## YOUR INSTRUCTIONS
Transcribe every line exactly and omit anything that is a picture.

[Dataset records]
◆ ◆ ◆ ◆ ◆ ◆ ◆

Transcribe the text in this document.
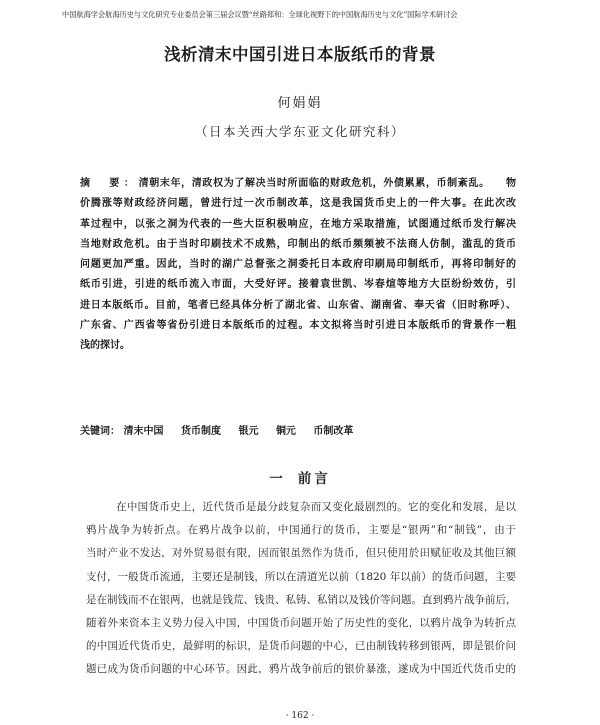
中国航海学会航海历史与文化研究专业委员会第三届会议暨“丝路郑和：全球化视野下的中国航海历史与文化”国际学术研讨会
浅析清末中国引进日本版纸币的背景
何娟娟
（日本关西大学东亚文化研究科）
摘　要：清朝末年，清政权为了解决当时所面临的财政危机，外债累累，币制紊乱。　　物
价腾涨等财政经济问题，曾进行过一次币制改革，这是我国货币史上的一件大事。在此次改
革过程中，以张之洞为代表的一些大臣积极响应，在地方采取措施，试图通过纸币发行解决
当地财政危机。由于当时印刷技术不成熟，印制出的纸币频频被不法商人仿制，滥乱的货币
问题更加严重。因此，当时的湖广总督张之洞委托日本政府印刷局印制纸币，再将印制好的
纸币引进，引进的纸币流入市面，大受好评。接着袁世凯、岑春煊等地方大臣纷纷效仿，引
进日本版纸币。目前，笔者已经具体分析了湖北省、山东省、湖南省、奉天省（旧时称呼）、
广东省、广西省等省份引进日本版纸币的过程。本文拟将当时引进日本版纸币的背景作一粗
浅的探讨。
关键词： 清末中国 货币制度 银元 铜元 币制改革
一 前言
在中国货币史上，近代货币是最分歧复杂而又变化最剧烈的。它的变化和发展，是以
鸦片战争为转折点。在鸦片战争以前，中国通行的货币，主要是“银两”和“制钱”，由于
当时产业不发达，对外贸易很有限，因而银虽然作为货币，但只使用於田赋征收及其他巨额
支付，一般货币流通，主要还是制钱，所以在清道光以前（1820 年以前）的货币问题，主要
是在制钱而不在银两，也就是钱荒、钱贵、私铸、私销以及钱价等问题。直到鸦片战争前后，
随着外来资本主义势力侵入中国，中国货币问题开始了历史性的变化，以鸦片战争为转折点
的中国近代货币史，最鲜明的标识，是货币问题的中心，已由制钱转移到银两，即是银价问
题已成为货币问题的中心环节。因此，鸦片战争前后的银价暴涨，遂成为中国近代货币史的
· 162 ·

◆ ◆ ◆ ◆ ◆ ◆ ◆

## EXERCISE SOLUTION
Transcribe the text in this document.
中国航海学会航海历史与文化研究专业委员会第三届会议暨“丝路郑和：全球化视野下的中国航海历史与文化”国际学术研讨会
浅析清末中国引进日本版纸币的背景
何娟娟
（日本关西大学东亚文化研究科）
摘　要：清朝末年，清政权为了解决当时所面临的财政危机，外债累累，币制紊乱。　　物
价腾涨等财政经济问题，曾进行过一次币制改革，这是我国货币史上的一件大事。在此次改
革过程中，以张之洞为代表的一些大臣积极响应，在地方采取措施，试图通过纸币发行解决
当地财政危机。由于当时印刷技术不成熟，印制出的纸币频频被不法商人仿制，滥乱的货币
问题更加严重。因此，当时的湖广总督张之洞委托日本政府印刷局印制纸币，再将印制好的
纸币引进，引进的纸币流入市面，大受好评。接着袁世凯、岑春煊等地方大臣纷纷效仿，引
进日本版纸币。目前，笔者已经具体分析了湖北省、山东省、湖南省、奉天省（旧时称呼）、
广东省、广西省等省份引进日本版纸币的过程。本文拟将当时引进日本版纸币的背景作一粗
浅的探讨。
关键词： 清末中国 货币制度 银元 铜元 币制改革
一 前言
在中国货币史上，近代货币是最分歧复杂而又变化最剧烈的。它的变化和发展，是以
鸦片战争为转折点。在鸦片战争以前，中国通行的货币，主要是“银两”和“制钱”，由于
当时产业不发达，对外贸易很有限，因而银虽然作为货币，但只使用於田赋征收及其他巨额
支付，一般货币流通，主要还是制钱，所以在清道光以前（1820 年以前）的货币问题，主要
是在制钱而不在银两，也就是钱荒、钱贵、私铸、私销以及钱价等问题。直到鸦片战争前后，
随着外来资本主义势力侵入中国，中国货币问题开始了历史性的变化，以鸦片战争为转折点
的中国近代货币史，最鲜明的标识，是货币问题的中心，已由制钱转移到银两，即是银价问
题已成为货币问题的中心环节。因此，鸦片战争前后的银价暴涨，遂成为中国近代货币史的
· 162 ·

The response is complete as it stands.